Items from a figure collection
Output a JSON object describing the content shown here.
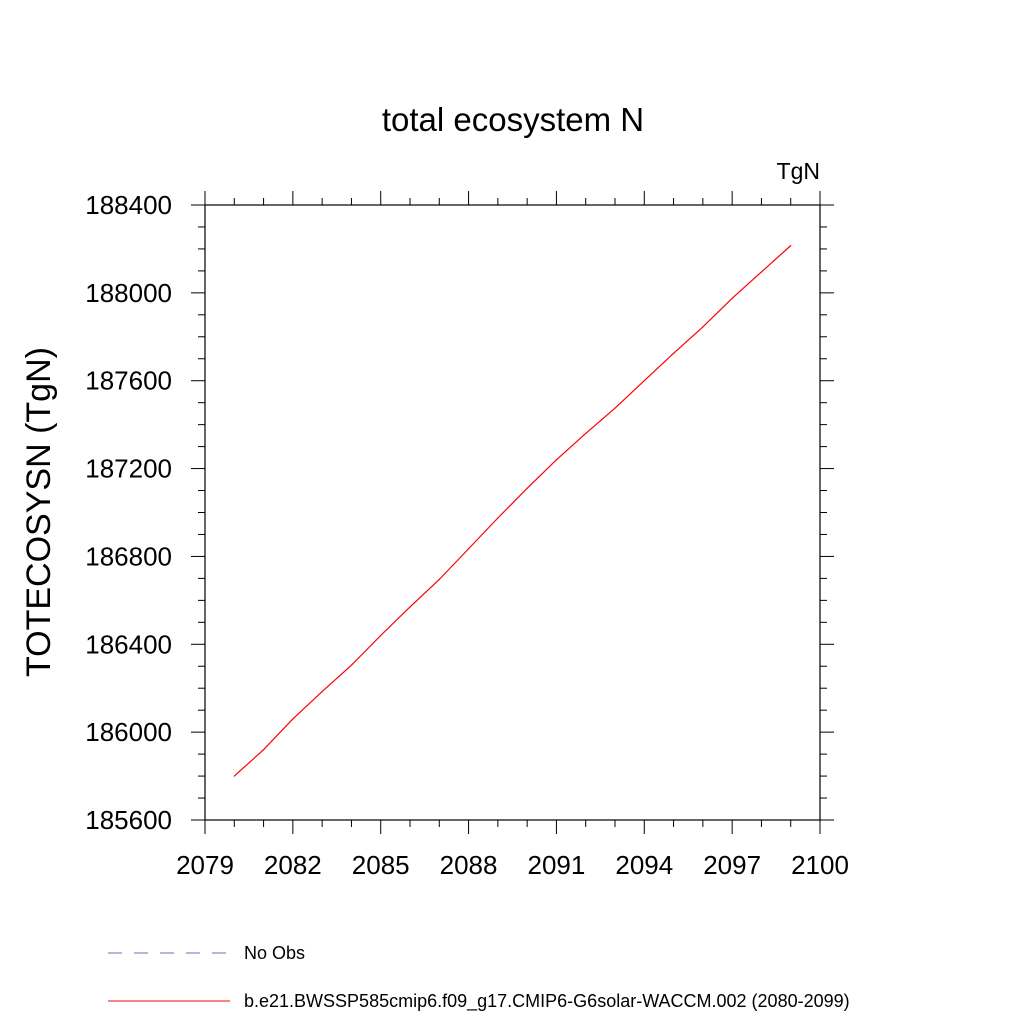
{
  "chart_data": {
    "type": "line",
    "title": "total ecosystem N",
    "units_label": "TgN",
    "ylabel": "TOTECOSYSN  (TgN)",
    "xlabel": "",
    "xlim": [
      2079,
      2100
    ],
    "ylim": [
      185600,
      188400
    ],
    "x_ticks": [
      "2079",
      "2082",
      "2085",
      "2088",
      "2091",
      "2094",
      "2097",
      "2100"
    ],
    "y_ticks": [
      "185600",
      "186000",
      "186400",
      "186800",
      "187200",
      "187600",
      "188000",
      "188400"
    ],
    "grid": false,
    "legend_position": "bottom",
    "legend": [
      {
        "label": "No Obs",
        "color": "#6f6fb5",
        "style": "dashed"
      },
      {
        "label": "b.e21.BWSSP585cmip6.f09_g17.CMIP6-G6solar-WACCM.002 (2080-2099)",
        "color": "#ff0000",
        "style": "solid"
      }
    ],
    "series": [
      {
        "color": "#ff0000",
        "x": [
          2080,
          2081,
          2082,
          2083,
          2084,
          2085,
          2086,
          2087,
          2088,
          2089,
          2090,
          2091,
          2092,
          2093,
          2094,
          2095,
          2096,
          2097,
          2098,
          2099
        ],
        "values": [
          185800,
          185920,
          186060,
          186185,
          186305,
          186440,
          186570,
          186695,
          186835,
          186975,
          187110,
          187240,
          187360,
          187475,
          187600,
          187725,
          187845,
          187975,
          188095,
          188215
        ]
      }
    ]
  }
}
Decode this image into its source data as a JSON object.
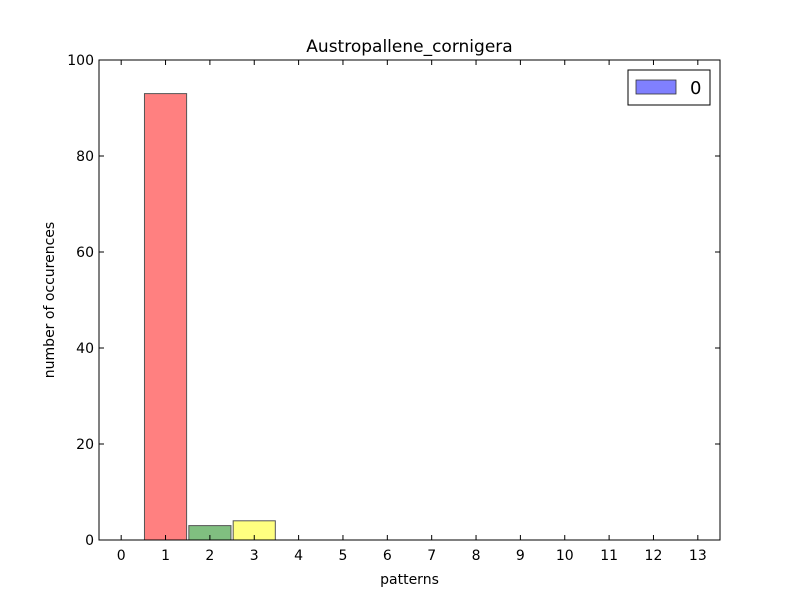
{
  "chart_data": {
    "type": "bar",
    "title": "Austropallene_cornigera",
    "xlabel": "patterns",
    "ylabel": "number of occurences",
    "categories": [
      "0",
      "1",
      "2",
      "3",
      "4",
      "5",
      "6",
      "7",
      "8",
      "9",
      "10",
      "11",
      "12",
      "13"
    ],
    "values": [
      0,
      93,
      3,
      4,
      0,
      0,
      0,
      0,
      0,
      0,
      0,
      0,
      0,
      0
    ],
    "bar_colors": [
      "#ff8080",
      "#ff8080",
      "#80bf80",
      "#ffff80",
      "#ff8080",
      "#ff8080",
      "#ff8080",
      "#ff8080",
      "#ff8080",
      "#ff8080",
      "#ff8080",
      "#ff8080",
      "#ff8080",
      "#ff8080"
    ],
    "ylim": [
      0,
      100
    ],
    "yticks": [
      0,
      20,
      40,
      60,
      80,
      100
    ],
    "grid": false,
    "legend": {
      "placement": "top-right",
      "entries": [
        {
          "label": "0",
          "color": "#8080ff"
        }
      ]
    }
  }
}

* **WORK TO DO**
Return the whole listing, word for word, and leave out every picture.

* **SOLUTION TO THE PROBLEM**
Output a JSON object describing the content shown here.
{
  "chart_data": {
    "type": "line",
    "title": "total ecosystem N",
    "units_label": "TgN",
    "ylabel": "TOTECOSYSN  (TgN)",
    "xlabel": "",
    "xlim": [
      2079,
      2100
    ],
    "ylim": [
      185600,
      188400
    ],
    "x_ticks": [
      "2079",
      "2082",
      "2085",
      "2088",
      "2091",
      "2094",
      "2097",
      "2100"
    ],
    "y_ticks": [
      "185600",
      "186000",
      "186400",
      "186800",
      "187200",
      "187600",
      "188000",
      "188400"
    ],
    "grid": false,
    "legend_position": "bottom",
    "legend": [
      {
        "label": "No Obs",
        "color": "#6f6fb5",
        "style": "dashed"
      },
      {
        "label": "b.e21.BWSSP585cmip6.f09_g17.CMIP6-G6solar-WACCM.002 (2080-2099)",
        "color": "#ff0000",
        "style": "solid"
      }
    ],
    "series": [
      {
        "color": "#ff0000",
        "x": [
          2080,
          2081,
          2082,
          2083,
          2084,
          2085,
          2086,
          2087,
          2088,
          2089,
          2090,
          2091,
          2092,
          2093,
          2094,
          2095,
          2096,
          2097,
          2098,
          2099
        ],
        "values": [
          185800,
          185920,
          186060,
          186185,
          186305,
          186440,
          186570,
          186695,
          186835,
          186975,
          187110,
          187240,
          187360,
          187475,
          187600,
          187725,
          187845,
          187975,
          188095,
          188215
        ]
      }
    ]
  }
}
Decode this image into its source data as a JSON object.
{
  "chart_data": {
    "type": "bar",
    "title": "Austropallene_cornigera",
    "xlabel": "patterns",
    "ylabel": "number of occurences",
    "categories": [
      "0",
      "1",
      "2",
      "3",
      "4",
      "5",
      "6",
      "7",
      "8",
      "9",
      "10",
      "11",
      "12",
      "13"
    ],
    "values": [
      0,
      93,
      3,
      4,
      0,
      0,
      0,
      0,
      0,
      0,
      0,
      0,
      0,
      0
    ],
    "bar_colors": [
      "#ff8080",
      "#ff8080",
      "#80bf80",
      "#ffff80",
      "#ff8080",
      "#ff8080",
      "#ff8080",
      "#ff8080",
      "#ff8080",
      "#ff8080",
      "#ff8080",
      "#ff8080",
      "#ff8080",
      "#ff8080"
    ],
    "ylim": [
      0,
      100
    ],
    "yticks": [
      0,
      20,
      40,
      60,
      80,
      100
    ],
    "grid": false,
    "legend": {
      "placement": "top-right",
      "entries": [
        {
          "label": "0",
          "color": "#8080ff"
        }
      ]
    }
  }
}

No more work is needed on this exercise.